For the data below, report the number of lines that contain the string "text" and nothing else.

## Listed records
* Begin *

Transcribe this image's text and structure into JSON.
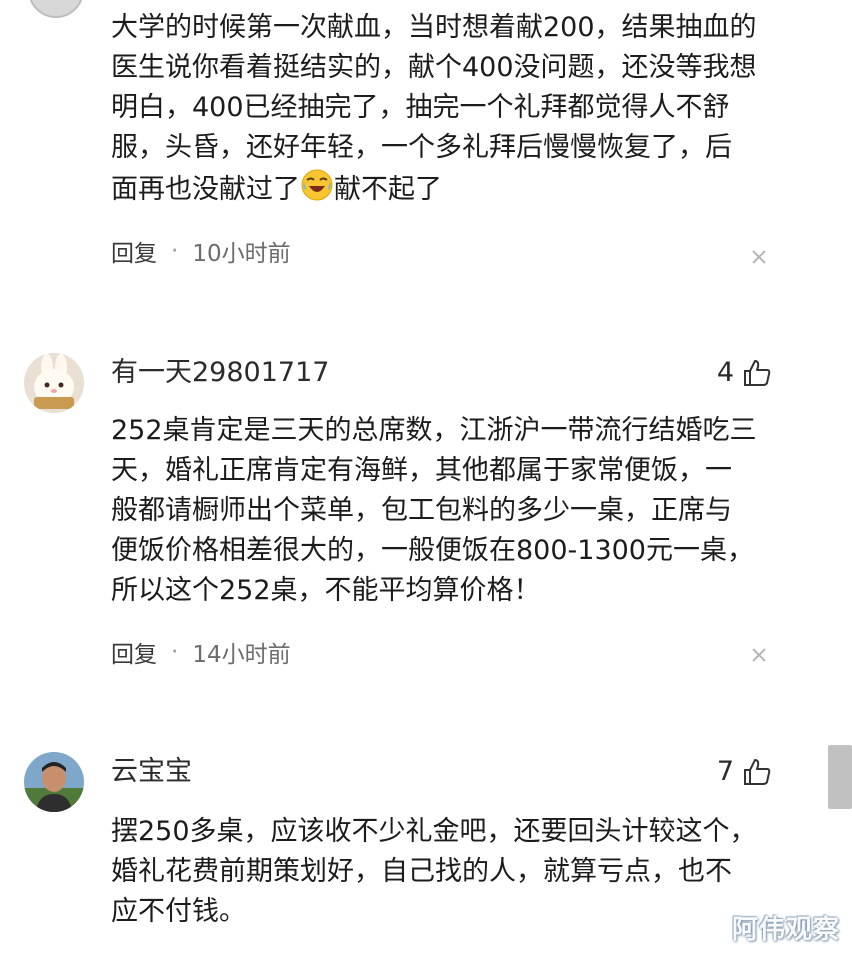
{
  "comments": [
    {
      "body_before_emoji": "大学的时候第一次献血，当时想着献200，结果抽血的\n医生说你看着挺结实的，献个400没问题，还没等我想\n明白，400已经抽完了，抽完一个礼拜都觉得人不舒\n服，头昏，还好年轻，一个多礼拜后慢慢恢复了，后\n面再也没献过了",
      "body_after_emoji": "献不起了",
      "emoji": "laugh-cry-emoji",
      "reply_label": "回复",
      "separator": "·",
      "time": "10小时前"
    },
    {
      "username": "有一天29801717",
      "likes": "4",
      "avatar": "rabbit-avatar",
      "body": "252桌肯定是三天的总席数，江浙沪一带流行结婚吃三\n天，婚礼正席肯定有海鲜，其他都属于家常便饭，一\n般都请橱师出个菜单，包工包料的多少一桌，正席与\n便饭价格相差很大的，一般便饭在800-1300元一桌，\n所以这个252桌，不能平均算价格！",
      "reply_label": "回复",
      "separator": "·",
      "time": "14小时前"
    },
    {
      "username": "云宝宝",
      "likes": "7",
      "avatar": "man-avatar",
      "body": "摆250多桌，应该收不少礼金吧，还要回头计较这个，\n婚礼花费前期策划好，自己找的人，就算亏点，也不\n应不付钱。"
    }
  ],
  "watermark": "阿伟观察",
  "colors": {
    "text": "#1c1c1c",
    "meta": "#6c6c6c",
    "scrollbar": "#c1c1c1"
  }
}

* End *

## Response for this exercise
2